═══ DATA LINES ═══

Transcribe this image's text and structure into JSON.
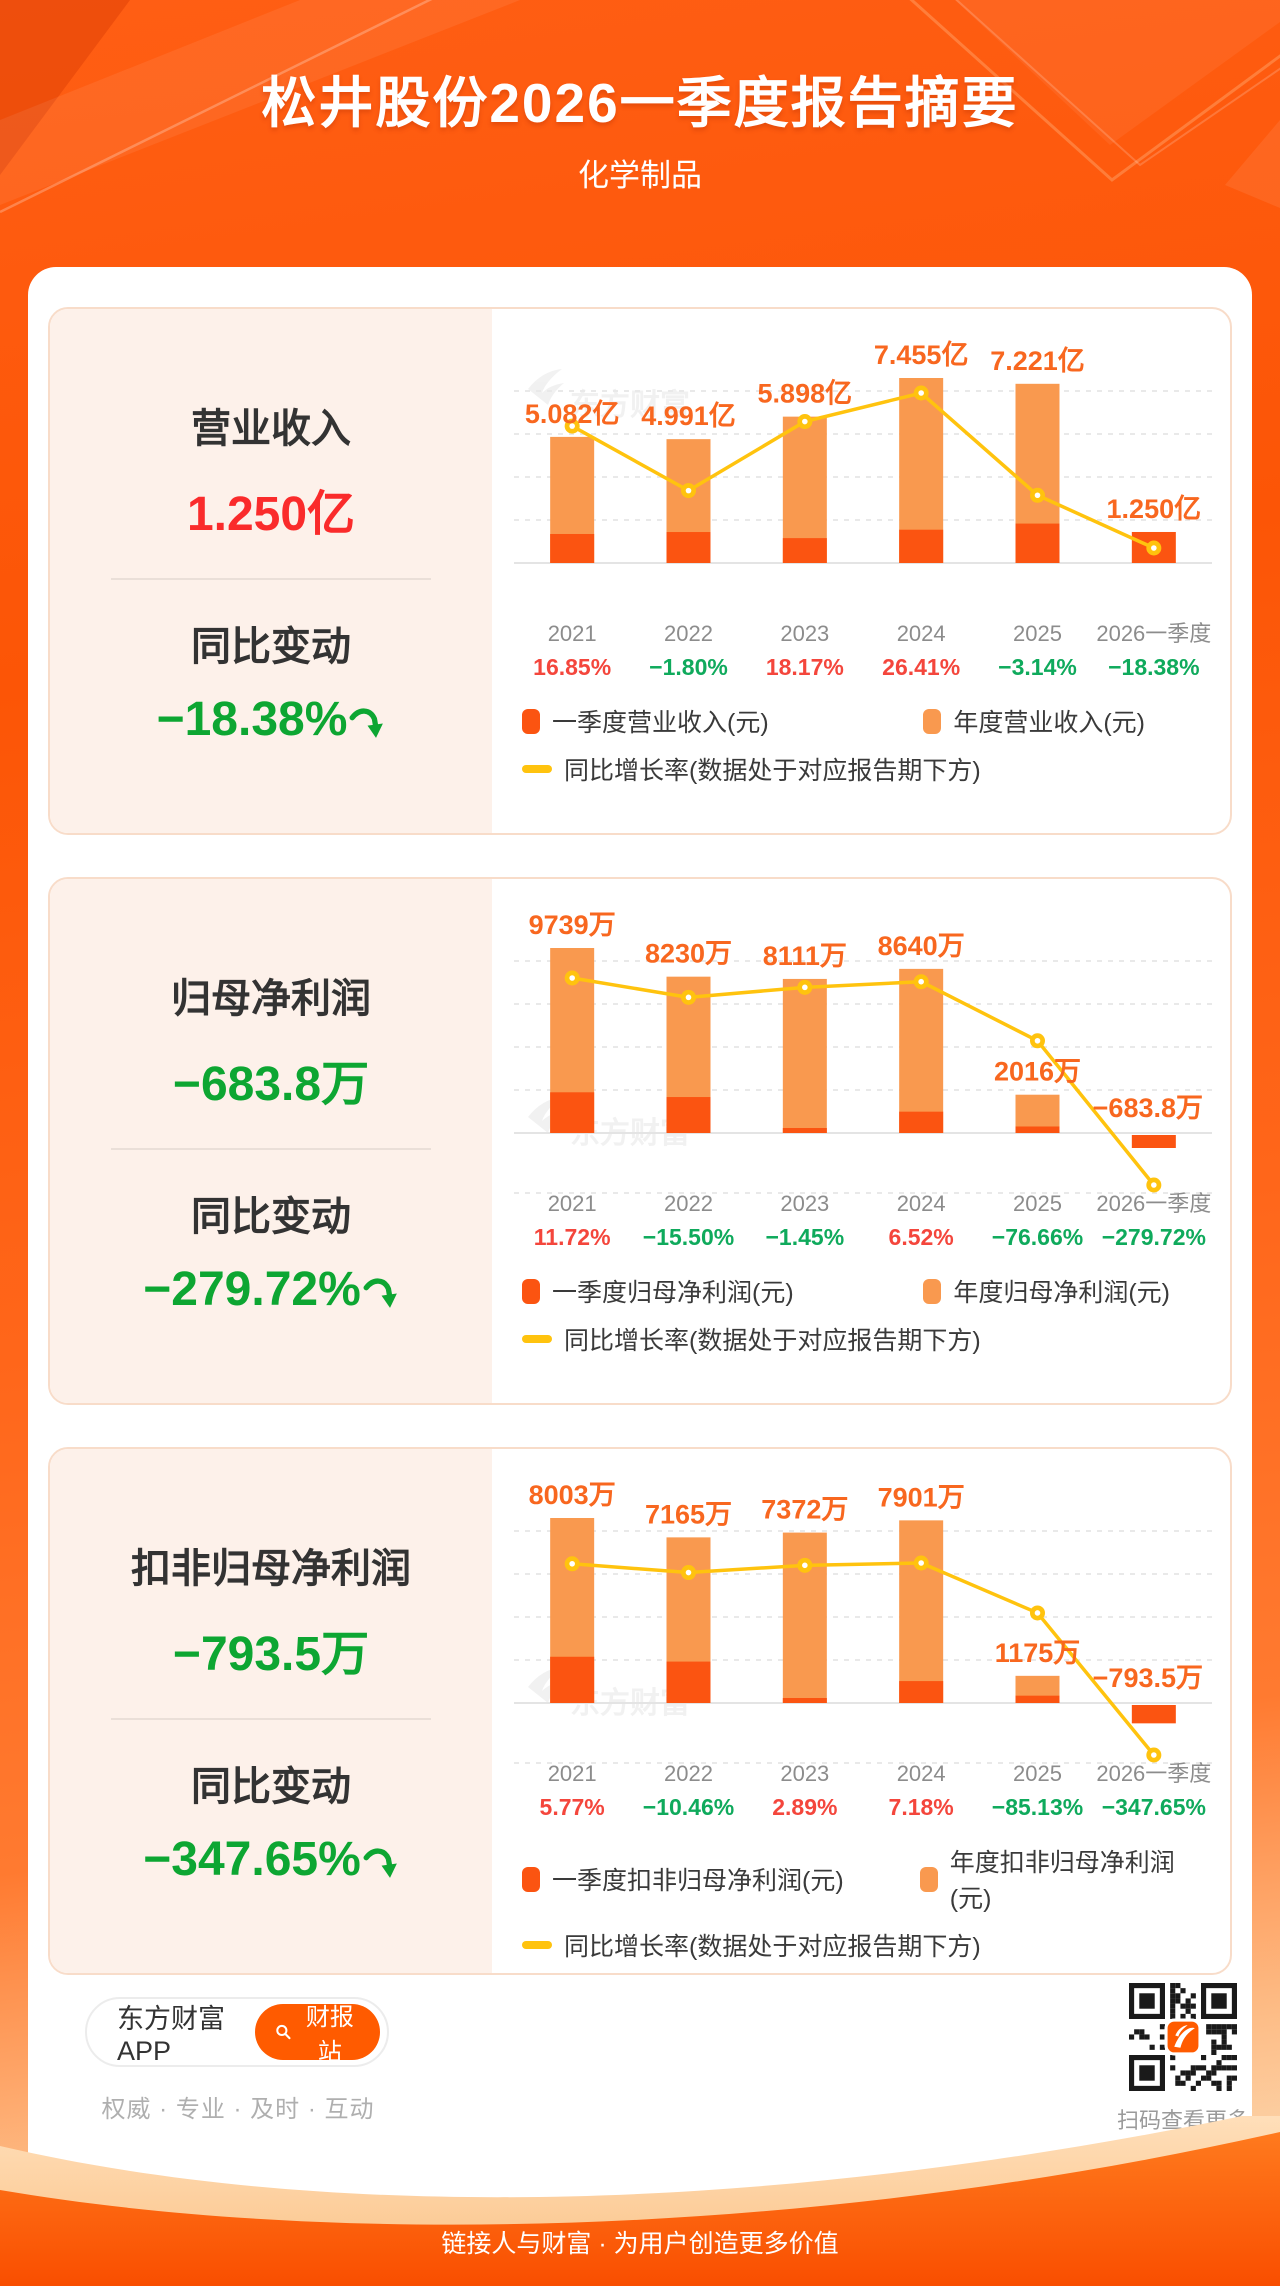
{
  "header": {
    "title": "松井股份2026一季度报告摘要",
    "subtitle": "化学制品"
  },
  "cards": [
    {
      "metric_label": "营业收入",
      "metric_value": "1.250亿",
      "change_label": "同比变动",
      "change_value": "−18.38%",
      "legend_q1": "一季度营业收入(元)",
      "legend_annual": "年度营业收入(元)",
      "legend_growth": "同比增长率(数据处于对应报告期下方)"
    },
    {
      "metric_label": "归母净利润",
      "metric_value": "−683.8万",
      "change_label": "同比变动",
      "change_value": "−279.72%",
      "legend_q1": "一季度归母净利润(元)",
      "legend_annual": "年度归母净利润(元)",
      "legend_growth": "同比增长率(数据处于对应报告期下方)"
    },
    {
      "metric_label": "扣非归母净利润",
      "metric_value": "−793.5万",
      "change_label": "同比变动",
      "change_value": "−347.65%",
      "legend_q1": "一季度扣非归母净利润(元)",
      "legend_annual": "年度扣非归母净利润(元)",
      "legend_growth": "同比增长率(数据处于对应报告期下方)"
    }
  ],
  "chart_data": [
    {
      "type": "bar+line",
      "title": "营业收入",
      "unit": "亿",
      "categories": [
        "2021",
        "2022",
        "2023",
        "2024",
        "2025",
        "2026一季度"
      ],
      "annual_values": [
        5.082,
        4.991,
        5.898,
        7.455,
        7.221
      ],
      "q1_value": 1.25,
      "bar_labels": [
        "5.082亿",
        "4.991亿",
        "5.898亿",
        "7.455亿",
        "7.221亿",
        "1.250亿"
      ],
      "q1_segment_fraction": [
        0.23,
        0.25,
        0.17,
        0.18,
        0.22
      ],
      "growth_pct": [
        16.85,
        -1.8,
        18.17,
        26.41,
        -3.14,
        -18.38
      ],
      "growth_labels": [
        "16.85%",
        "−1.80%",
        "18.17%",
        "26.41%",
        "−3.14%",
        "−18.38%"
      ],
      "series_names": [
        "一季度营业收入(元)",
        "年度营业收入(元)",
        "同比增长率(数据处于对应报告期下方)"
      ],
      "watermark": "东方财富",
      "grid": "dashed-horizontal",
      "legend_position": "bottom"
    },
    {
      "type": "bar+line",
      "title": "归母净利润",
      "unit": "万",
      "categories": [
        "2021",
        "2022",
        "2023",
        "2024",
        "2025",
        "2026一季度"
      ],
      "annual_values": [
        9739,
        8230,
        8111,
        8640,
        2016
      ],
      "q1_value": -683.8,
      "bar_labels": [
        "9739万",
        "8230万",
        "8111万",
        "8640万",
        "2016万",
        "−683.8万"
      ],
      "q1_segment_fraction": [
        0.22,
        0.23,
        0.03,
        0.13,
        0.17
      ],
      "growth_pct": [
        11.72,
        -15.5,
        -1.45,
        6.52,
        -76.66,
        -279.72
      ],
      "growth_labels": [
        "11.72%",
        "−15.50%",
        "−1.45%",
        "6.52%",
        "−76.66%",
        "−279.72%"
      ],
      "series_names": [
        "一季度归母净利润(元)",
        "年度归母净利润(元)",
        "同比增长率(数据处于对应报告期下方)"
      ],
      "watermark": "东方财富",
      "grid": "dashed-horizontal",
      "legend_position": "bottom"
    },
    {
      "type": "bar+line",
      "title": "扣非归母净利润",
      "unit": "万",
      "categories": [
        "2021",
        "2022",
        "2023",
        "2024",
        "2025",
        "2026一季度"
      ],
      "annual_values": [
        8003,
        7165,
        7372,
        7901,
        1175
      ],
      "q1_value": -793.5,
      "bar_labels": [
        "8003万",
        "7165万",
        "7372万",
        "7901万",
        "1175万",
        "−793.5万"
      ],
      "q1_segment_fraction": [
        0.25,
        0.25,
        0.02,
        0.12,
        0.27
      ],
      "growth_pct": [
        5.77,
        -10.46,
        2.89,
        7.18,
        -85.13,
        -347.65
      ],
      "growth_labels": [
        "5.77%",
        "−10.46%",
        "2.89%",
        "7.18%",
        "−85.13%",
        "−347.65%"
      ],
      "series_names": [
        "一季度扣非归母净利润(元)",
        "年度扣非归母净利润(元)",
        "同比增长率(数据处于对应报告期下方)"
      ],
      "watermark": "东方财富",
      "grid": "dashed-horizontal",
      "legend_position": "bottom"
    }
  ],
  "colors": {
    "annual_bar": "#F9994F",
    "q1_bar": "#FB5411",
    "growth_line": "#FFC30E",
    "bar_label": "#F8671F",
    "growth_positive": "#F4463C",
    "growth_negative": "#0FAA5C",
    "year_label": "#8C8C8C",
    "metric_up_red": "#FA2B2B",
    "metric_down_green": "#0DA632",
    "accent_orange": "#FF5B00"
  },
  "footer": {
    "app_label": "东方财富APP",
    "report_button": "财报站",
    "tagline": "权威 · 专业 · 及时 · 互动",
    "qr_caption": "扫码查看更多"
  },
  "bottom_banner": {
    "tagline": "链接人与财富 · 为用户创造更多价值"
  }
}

═══

WHAT YOU ARE ASKED TO DO> Take the entries shown above and quote them verbatim, passing over the pictures.

EXPECTED ANSWER>
Transcribe this image's text and structure into JSON.
{
  "header": {
    "title": "松井股份2026一季度报告摘要",
    "subtitle": "化学制品"
  },
  "cards": [
    {
      "metric_label": "营业收入",
      "metric_value": "1.250亿",
      "change_label": "同比变动",
      "change_value": "−18.38%",
      "legend_q1": "一季度营业收入(元)",
      "legend_annual": "年度营业收入(元)",
      "legend_growth": "同比增长率(数据处于对应报告期下方)"
    },
    {
      "metric_label": "归母净利润",
      "metric_value": "−683.8万",
      "change_label": "同比变动",
      "change_value": "−279.72%",
      "legend_q1": "一季度归母净利润(元)",
      "legend_annual": "年度归母净利润(元)",
      "legend_growth": "同比增长率(数据处于对应报告期下方)"
    },
    {
      "metric_label": "扣非归母净利润",
      "metric_value": "−793.5万",
      "change_label": "同比变动",
      "change_value": "−347.65%",
      "legend_q1": "一季度扣非归母净利润(元)",
      "legend_annual": "年度扣非归母净利润(元)",
      "legend_growth": "同比增长率(数据处于对应报告期下方)"
    }
  ],
  "chart_data": [
    {
      "type": "bar+line",
      "title": "营业收入",
      "unit": "亿",
      "categories": [
        "2021",
        "2022",
        "2023",
        "2024",
        "2025",
        "2026一季度"
      ],
      "annual_values": [
        5.082,
        4.991,
        5.898,
        7.455,
        7.221
      ],
      "q1_value": 1.25,
      "bar_labels": [
        "5.082亿",
        "4.991亿",
        "5.898亿",
        "7.455亿",
        "7.221亿",
        "1.250亿"
      ],
      "q1_segment_fraction": [
        0.23,
        0.25,
        0.17,
        0.18,
        0.22
      ],
      "growth_pct": [
        16.85,
        -1.8,
        18.17,
        26.41,
        -3.14,
        -18.38
      ],
      "growth_labels": [
        "16.85%",
        "−1.80%",
        "18.17%",
        "26.41%",
        "−3.14%",
        "−18.38%"
      ],
      "series_names": [
        "一季度营业收入(元)",
        "年度营业收入(元)",
        "同比增长率(数据处于对应报告期下方)"
      ],
      "watermark": "东方财富",
      "grid": "dashed-horizontal",
      "legend_position": "bottom"
    },
    {
      "type": "bar+line",
      "title": "归母净利润",
      "unit": "万",
      "categories": [
        "2021",
        "2022",
        "2023",
        "2024",
        "2025",
        "2026一季度"
      ],
      "annual_values": [
        9739,
        8230,
        8111,
        8640,
        2016
      ],
      "q1_value": -683.8,
      "bar_labels": [
        "9739万",
        "8230万",
        "8111万",
        "8640万",
        "2016万",
        "−683.8万"
      ],
      "q1_segment_fraction": [
        0.22,
        0.23,
        0.03,
        0.13,
        0.17
      ],
      "growth_pct": [
        11.72,
        -15.5,
        -1.45,
        6.52,
        -76.66,
        -279.72
      ],
      "growth_labels": [
        "11.72%",
        "−15.50%",
        "−1.45%",
        "6.52%",
        "−76.66%",
        "−279.72%"
      ],
      "series_names": [
        "一季度归母净利润(元)",
        "年度归母净利润(元)",
        "同比增长率(数据处于对应报告期下方)"
      ],
      "watermark": "东方财富",
      "grid": "dashed-horizontal",
      "legend_position": "bottom"
    },
    {
      "type": "bar+line",
      "title": "扣非归母净利润",
      "unit": "万",
      "categories": [
        "2021",
        "2022",
        "2023",
        "2024",
        "2025",
        "2026一季度"
      ],
      "annual_values": [
        8003,
        7165,
        7372,
        7901,
        1175
      ],
      "q1_value": -793.5,
      "bar_labels": [
        "8003万",
        "7165万",
        "7372万",
        "7901万",
        "1175万",
        "−793.5万"
      ],
      "q1_segment_fraction": [
        0.25,
        0.25,
        0.02,
        0.12,
        0.27
      ],
      "growth_pct": [
        5.77,
        -10.46,
        2.89,
        7.18,
        -85.13,
        -347.65
      ],
      "growth_labels": [
        "5.77%",
        "−10.46%",
        "2.89%",
        "7.18%",
        "−85.13%",
        "−347.65%"
      ],
      "series_names": [
        "一季度扣非归母净利润(元)",
        "年度扣非归母净利润(元)",
        "同比增长率(数据处于对应报告期下方)"
      ],
      "watermark": "东方财富",
      "grid": "dashed-horizontal",
      "legend_position": "bottom"
    }
  ],
  "colors": {
    "annual_bar": "#F9994F",
    "q1_bar": "#FB5411",
    "growth_line": "#FFC30E",
    "bar_label": "#F8671F",
    "growth_positive": "#F4463C",
    "growth_negative": "#0FAA5C",
    "year_label": "#8C8C8C",
    "metric_up_red": "#FA2B2B",
    "metric_down_green": "#0DA632",
    "accent_orange": "#FF5B00"
  },
  "footer": {
    "app_label": "东方财富APP",
    "report_button": "财报站",
    "tagline": "权威 · 专业 · 及时 · 互动",
    "qr_caption": "扫码查看更多"
  },
  "bottom_banner": {
    "tagline": "链接人与财富 · 为用户创造更多价值"
  }
}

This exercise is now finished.